• PROVIDED PASSAGE:
◇ ◇ ◇ ◇

The more that I have been thinking about history, and I decided I wanted to go to grad school for history, I have been learning more and more how all the different programs I have had play into one another and how they enhance my experience of what I can bring to the table. Being involved in a lot of clubs too has given me an outlet for things outside of classes. Being in a ton of leadership positions and being on a smaller campus, it makes it easier to do that sometimes. One of my jobs on campus is working for the school of liberal arts and working for the dean of the liberal arts as her office assistant, so I have been able to get my hands in grant writing, research that will be released this fall, and research for a communications major that will be offered next fall.
I was involved in two rounds of searching for the next dean of liberal arts. Having those types of experiences I have been able to represent Siena last fall to visit some alumni in Washington DC one was the director of national drug control policy and the other was deputy director of the Department of National Intelligence. So I got to tour the CIA and the White House. And that was a great experience.
I have a done a lot and I try not to talk about myself ad nauseum, but reflecting on it having done so much in many different ways – I wouldn’t say in graduate studies I would narrow myself down so much, but I want to focus on history and I want to lay my sights on some goals I can make academically and figure out what I want to pursue after grad school, and look for ways to foster all of these interests.

◇ ◇ ◇ ◇

• SUPPLIED ENTRIES:
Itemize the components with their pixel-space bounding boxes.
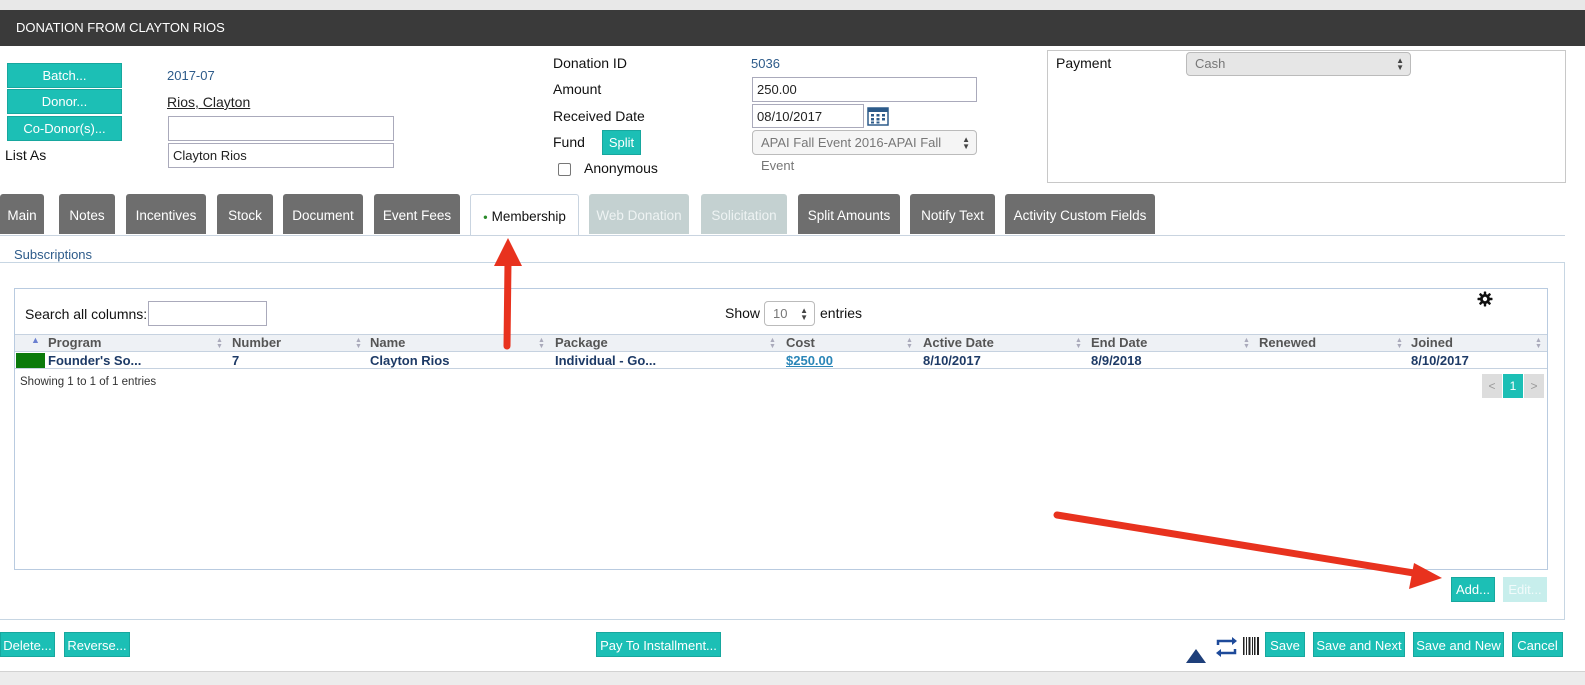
save-button[interactable]: Save bbox=[1265, 632, 1305, 657]
fund-select[interactable]: APAI Fall Event 2016-APAI Fall Event ▲ ▼ bbox=[752, 130, 977, 173]
cancel-button[interactable]: Cancel bbox=[1512, 632, 1563, 657]
list-as-label: List As bbox=[5, 147, 47, 163]
col-renewed[interactable]: Renewed bbox=[1259, 334, 1316, 352]
calendar-icon[interactable] bbox=[867, 106, 889, 126]
donation-id-label: Donation ID bbox=[553, 55, 627, 71]
tab-stock[interactable]: Stock bbox=[217, 194, 273, 234]
tab-split-amounts[interactable]: Split Amounts bbox=[798, 194, 900, 234]
anonymous-label: Anonymous bbox=[584, 160, 658, 176]
sort-icon: ▲ ▼ bbox=[216, 337, 223, 350]
barcode-icon[interactable] bbox=[1243, 637, 1259, 655]
window-title: DONATION FROM CLAYTON RIOS bbox=[0, 10, 1585, 46]
reverse-button[interactable]: Reverse... bbox=[64, 632, 130, 657]
search-label: Search all columns: bbox=[25, 306, 148, 322]
table-row[interactable] bbox=[15, 352, 1547, 369]
cell-program: Founder's So... bbox=[48, 353, 142, 368]
select-arrows-icon: ▲ ▼ bbox=[962, 134, 970, 151]
col-joined[interactable]: Joined bbox=[1411, 334, 1453, 352]
table-info: Showing 1 to 1 of 1 entries bbox=[20, 376, 157, 388]
sort-icon: ▲ ▼ bbox=[1396, 337, 1403, 350]
payment-select[interactable]: Cash ▲ ▼ bbox=[1186, 52, 1411, 76]
cell-name: Clayton Rios bbox=[370, 353, 450, 368]
tab-membership[interactable]: ● Membership bbox=[470, 194, 579, 236]
gear-icon[interactable] bbox=[1477, 291, 1493, 307]
donation-id-value: 5036 bbox=[751, 56, 780, 71]
pay-to-installment-button[interactable]: Pay To Installment... bbox=[596, 632, 721, 657]
sort-icon: ▲ ▼ bbox=[1243, 337, 1250, 350]
cell-end-date: 8/9/2018 bbox=[1091, 353, 1142, 368]
subscriptions-legend: Subscriptions bbox=[10, 247, 97, 262]
cell-package: Individual - Go... bbox=[555, 353, 657, 368]
delete-button[interactable]: Delete... bbox=[0, 632, 55, 657]
pager-next-button[interactable]: > bbox=[1524, 374, 1544, 398]
tab-notify-text[interactable]: Notify Text bbox=[910, 194, 995, 234]
cell-cost-link[interactable]: $250.00 bbox=[786, 352, 833, 369]
split-button[interactable]: Split bbox=[602, 130, 641, 155]
sort-icon: ▲ ▼ bbox=[538, 337, 545, 350]
bottom-strip bbox=[0, 671, 1585, 685]
list-as-field[interactable] bbox=[168, 143, 394, 168]
col-active-date[interactable]: Active Date bbox=[923, 334, 994, 352]
payment-label: Payment bbox=[1056, 55, 1112, 71]
scroll-top-icon[interactable] bbox=[1183, 645, 1209, 667]
sort-icon: ▲ ▼ bbox=[355, 337, 362, 350]
save-and-new-button[interactable]: Save and New bbox=[1413, 632, 1504, 657]
top-strip bbox=[0, 0, 1585, 10]
pager-page-1-button[interactable]: 1 bbox=[1503, 374, 1523, 398]
entries-select-value: 10 bbox=[773, 306, 788, 321]
sort-icon: ▲ ▼ bbox=[1535, 337, 1542, 350]
tab-notes[interactable]: Notes bbox=[59, 194, 115, 234]
amount-field[interactable] bbox=[752, 77, 977, 102]
search-input[interactable] bbox=[148, 301, 267, 326]
tab-activity-custom-fields[interactable]: Activity Custom Fields bbox=[1005, 194, 1155, 234]
row-color-swatch bbox=[16, 353, 45, 368]
tab-main[interactable]: Main bbox=[0, 194, 44, 234]
cell-active-date: 8/10/2017 bbox=[923, 353, 981, 368]
sort-asc-icon: ▲ bbox=[31, 335, 40, 345]
anonymous-checkbox[interactable] bbox=[558, 163, 571, 176]
fund-label: Fund bbox=[553, 134, 585, 150]
col-number[interactable]: Number bbox=[232, 334, 281, 352]
show-label: Show bbox=[725, 305, 761, 321]
col-program[interactable]: Program bbox=[48, 334, 101, 352]
edit-button[interactable]: Edit... bbox=[1503, 577, 1547, 602]
col-cost[interactable]: Cost bbox=[786, 334, 815, 352]
batch-value: 2017-07 bbox=[167, 68, 215, 83]
entries-select[interactable]: 10 ▲ ▼ bbox=[764, 301, 815, 326]
received-date-label: Received Date bbox=[553, 108, 645, 124]
col-end-date[interactable]: End Date bbox=[1091, 334, 1147, 352]
tab-membership-label: Membership bbox=[491, 209, 566, 224]
donor-button[interactable]: Donor... bbox=[7, 89, 122, 114]
tab-solicitation[interactable]: Solicitation bbox=[701, 194, 787, 234]
entries-label: entries bbox=[820, 305, 863, 321]
active-dot-icon: ● bbox=[483, 212, 488, 222]
received-date-field[interactable] bbox=[752, 104, 864, 128]
select-arrows-icon: ▲ ▼ bbox=[1396, 56, 1404, 72]
col-name[interactable]: Name bbox=[370, 334, 405, 352]
tab-event-fees[interactable]: Event Fees bbox=[374, 194, 460, 234]
save-and-next-button[interactable]: Save and Next bbox=[1313, 632, 1405, 657]
amount-label: Amount bbox=[553, 81, 602, 97]
tab-web-donation[interactable]: Web Donation bbox=[589, 194, 689, 234]
tab-incentives[interactable]: Incentives bbox=[126, 194, 206, 234]
sort-icon: ▲ ▼ bbox=[1075, 337, 1082, 350]
cell-number: 7 bbox=[232, 353, 240, 368]
tab-document[interactable]: Document bbox=[283, 194, 363, 234]
sort-icon: ▲ ▼ bbox=[769, 337, 776, 350]
cell-joined: 8/10/2017 bbox=[1411, 353, 1469, 368]
col-package[interactable]: Package bbox=[555, 334, 608, 352]
batch-button[interactable]: Batch... bbox=[7, 63, 122, 88]
pager-prev-button[interactable]: < bbox=[1482, 374, 1502, 398]
refresh-icon[interactable] bbox=[1214, 633, 1239, 661]
payment-select-value: Cash bbox=[1195, 56, 1226, 71]
sort-icon: ▲ ▼ bbox=[906, 337, 913, 350]
add-button[interactable]: Add... bbox=[1451, 577, 1495, 602]
fund-select-value: APAI Fall Event 2016-APAI Fall Event bbox=[761, 135, 942, 173]
codonor-button[interactable]: Co-Donor(s)... bbox=[7, 116, 122, 141]
codonor-field[interactable] bbox=[168, 116, 394, 141]
select-arrows-icon: ▲ ▼ bbox=[800, 305, 808, 322]
donor-link[interactable]: Rios, Clayton bbox=[167, 94, 250, 110]
subscriptions-grid bbox=[14, 288, 1548, 570]
tab-underline bbox=[0, 235, 1565, 236]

◇ ◇ ◇ ◇

• TASKS FOR THIS EXERCISE:
1) Can you copy out the part of the listing that opens with the line containing "save-button[interactable]: Save bbox=[1265, 632, 1305, 657]" and closes with the line containing "barcode-icon[interactable] bbox=[1243, 637, 1259, 655]", both of those lines included?
2) Could you take the reflection on pursuing graduate study in history further, beginning right after its final sentence?

• ANSWERS FOR THE TASKS:
1)
save-button[interactable]: Save bbox=[1265, 632, 1305, 657]
fund-select[interactable]: APAI Fall Event 2016-APAI Fall Event ▲ ▼ bbox=[752, 130, 977, 173]
cancel-button[interactable]: Cancel bbox=[1512, 632, 1563, 657]
list-as-label: List As bbox=[5, 147, 47, 163]
col-renewed[interactable]: Renewed bbox=[1259, 334, 1316, 352]
calendar-icon[interactable] bbox=[867, 106, 889, 126]
donation-id-label: Donation ID bbox=[553, 55, 627, 71]
tab-stock[interactable]: Stock bbox=[217, 194, 273, 234]
tab-split-amounts[interactable]: Split Amounts bbox=[798, 194, 900, 234]
anonymous-label: Anonymous bbox=[584, 160, 658, 176]
sort-icon: ▲ ▼ bbox=[216, 337, 223, 350]
barcode-icon[interactable] bbox=[1243, 637, 1259, 655]

2)
One of my biggest historical interests Benjamin Franklin was a renaissance man, you can’t just assign one title to him, you have to assign at least 20. He has so many talents he is attributed with, and I would like to keep that same vein, being able to have thoughts and be knowledgeable about so many things is definitely a part of the liberal arts education, where you think horizontally instead of vertically. You start to think how something applies to a multitude of ways instead of just one. I plan to do what I can to help who I can, to be inspired and hopefully inspire a next generation. Keep working hard because that is what a good TWAMP does.
Last question: What are some of the experiences or memories that you will take with you and remember as you move into the next phase of life?
One of the biggest things I am going to miss is our weekly field trips. I am going to miss having the luxury of going to a different historical site every Wednesday and calling that historical site my classroom. I am a big proponent of field trips and I have been known by teachers and professors alike to lobbying for field trips whenever I can. I have been very successful a couple of times in very BSable ways. I was able to talk into one of my professors into one by asking her, “Dr. Drogan how can we make this a field trip class?” And we were talking about this class the history of technology, and we were brainstorming all the places we could go on a field trip, and she was like “yeah we can do it.” So we did end up taking a field trip.
If I am ever a professor one day, I would love to get into the classroom, I would love to teach classes where we can experience history at a historical site. I am taking a class next semester where it is being taught at the NY capitol building. I am really excited about that because that is one of my favorite historical sites. So I will definitely miss being able to go to a different place each week and being able to travel, I will miss that.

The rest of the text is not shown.